Write out each line from the data below that includes the word "Network".

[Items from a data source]
....
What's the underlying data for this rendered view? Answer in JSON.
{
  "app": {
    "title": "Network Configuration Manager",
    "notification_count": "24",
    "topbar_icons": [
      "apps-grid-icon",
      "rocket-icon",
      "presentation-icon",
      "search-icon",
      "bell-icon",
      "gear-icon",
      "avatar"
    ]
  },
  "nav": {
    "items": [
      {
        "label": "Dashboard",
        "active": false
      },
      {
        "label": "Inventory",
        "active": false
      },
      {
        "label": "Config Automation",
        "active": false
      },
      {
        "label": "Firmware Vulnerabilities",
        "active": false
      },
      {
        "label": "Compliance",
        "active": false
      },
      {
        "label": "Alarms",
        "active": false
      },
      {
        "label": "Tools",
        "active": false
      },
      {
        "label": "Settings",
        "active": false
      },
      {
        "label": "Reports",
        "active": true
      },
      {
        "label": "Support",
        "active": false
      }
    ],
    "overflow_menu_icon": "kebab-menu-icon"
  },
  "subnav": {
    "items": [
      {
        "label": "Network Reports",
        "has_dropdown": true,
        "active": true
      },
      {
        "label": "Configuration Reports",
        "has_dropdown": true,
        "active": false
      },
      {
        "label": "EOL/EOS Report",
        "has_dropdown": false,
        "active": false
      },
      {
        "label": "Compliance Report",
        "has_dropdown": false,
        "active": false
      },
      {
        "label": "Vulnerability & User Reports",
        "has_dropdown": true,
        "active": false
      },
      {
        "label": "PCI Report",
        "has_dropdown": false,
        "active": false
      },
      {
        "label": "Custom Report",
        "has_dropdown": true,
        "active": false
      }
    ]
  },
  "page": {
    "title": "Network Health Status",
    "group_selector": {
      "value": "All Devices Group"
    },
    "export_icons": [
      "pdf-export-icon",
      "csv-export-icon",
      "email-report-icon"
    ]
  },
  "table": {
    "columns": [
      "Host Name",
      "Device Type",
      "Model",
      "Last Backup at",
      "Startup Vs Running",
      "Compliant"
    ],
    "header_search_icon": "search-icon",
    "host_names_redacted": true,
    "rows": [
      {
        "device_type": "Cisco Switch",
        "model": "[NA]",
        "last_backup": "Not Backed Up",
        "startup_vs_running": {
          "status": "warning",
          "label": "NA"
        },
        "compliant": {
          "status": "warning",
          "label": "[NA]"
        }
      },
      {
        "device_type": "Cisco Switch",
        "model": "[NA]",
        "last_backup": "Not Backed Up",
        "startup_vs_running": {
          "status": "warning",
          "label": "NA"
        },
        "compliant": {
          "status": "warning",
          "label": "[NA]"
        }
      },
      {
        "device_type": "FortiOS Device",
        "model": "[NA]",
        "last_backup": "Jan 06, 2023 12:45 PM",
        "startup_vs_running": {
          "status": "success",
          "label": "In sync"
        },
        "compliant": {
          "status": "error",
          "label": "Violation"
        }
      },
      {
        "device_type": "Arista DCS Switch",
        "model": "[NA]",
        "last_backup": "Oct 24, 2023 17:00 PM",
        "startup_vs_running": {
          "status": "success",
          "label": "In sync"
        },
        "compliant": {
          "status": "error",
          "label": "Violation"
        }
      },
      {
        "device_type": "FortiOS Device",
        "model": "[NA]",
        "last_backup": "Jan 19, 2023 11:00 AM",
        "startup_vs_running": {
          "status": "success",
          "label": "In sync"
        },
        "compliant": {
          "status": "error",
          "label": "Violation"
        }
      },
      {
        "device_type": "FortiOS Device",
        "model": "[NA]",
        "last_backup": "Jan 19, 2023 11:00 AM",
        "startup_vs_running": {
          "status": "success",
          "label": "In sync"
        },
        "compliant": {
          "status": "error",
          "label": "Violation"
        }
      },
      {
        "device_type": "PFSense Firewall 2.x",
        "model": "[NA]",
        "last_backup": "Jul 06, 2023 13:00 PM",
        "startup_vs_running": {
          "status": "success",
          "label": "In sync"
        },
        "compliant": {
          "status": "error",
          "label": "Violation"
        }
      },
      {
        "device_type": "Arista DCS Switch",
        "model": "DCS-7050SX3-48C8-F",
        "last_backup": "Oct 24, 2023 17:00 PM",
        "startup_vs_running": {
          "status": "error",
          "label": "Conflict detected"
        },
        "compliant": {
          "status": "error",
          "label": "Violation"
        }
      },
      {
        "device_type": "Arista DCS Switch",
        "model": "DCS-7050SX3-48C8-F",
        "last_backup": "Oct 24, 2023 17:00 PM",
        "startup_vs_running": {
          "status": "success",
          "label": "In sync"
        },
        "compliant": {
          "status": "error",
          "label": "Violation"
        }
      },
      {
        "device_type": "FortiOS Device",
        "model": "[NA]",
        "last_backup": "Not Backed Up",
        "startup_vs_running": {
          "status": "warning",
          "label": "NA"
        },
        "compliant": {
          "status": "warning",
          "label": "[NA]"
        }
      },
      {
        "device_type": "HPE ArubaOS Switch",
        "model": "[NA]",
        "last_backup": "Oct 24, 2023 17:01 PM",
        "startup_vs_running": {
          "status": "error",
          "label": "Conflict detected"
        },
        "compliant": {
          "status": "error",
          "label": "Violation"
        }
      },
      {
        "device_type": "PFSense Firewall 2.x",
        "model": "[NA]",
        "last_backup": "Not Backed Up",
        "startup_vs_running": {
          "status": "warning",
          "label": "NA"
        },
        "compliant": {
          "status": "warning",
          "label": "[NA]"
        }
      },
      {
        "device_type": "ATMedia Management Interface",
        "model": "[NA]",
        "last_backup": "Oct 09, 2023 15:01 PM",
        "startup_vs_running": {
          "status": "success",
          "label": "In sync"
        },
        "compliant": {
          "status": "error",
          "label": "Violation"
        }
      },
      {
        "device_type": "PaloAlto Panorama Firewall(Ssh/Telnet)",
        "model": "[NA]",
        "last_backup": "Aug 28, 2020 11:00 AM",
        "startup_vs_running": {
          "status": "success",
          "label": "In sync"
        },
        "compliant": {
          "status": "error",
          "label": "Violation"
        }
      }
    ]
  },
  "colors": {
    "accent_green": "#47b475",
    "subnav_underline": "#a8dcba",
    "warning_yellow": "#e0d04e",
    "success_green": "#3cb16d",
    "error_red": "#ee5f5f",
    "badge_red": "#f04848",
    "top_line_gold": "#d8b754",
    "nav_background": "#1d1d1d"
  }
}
....
§ CORRECT RESULT
    "title": "Network Configuration Manager",
        "label": "Network Reports",
    "title": "Network Health Status",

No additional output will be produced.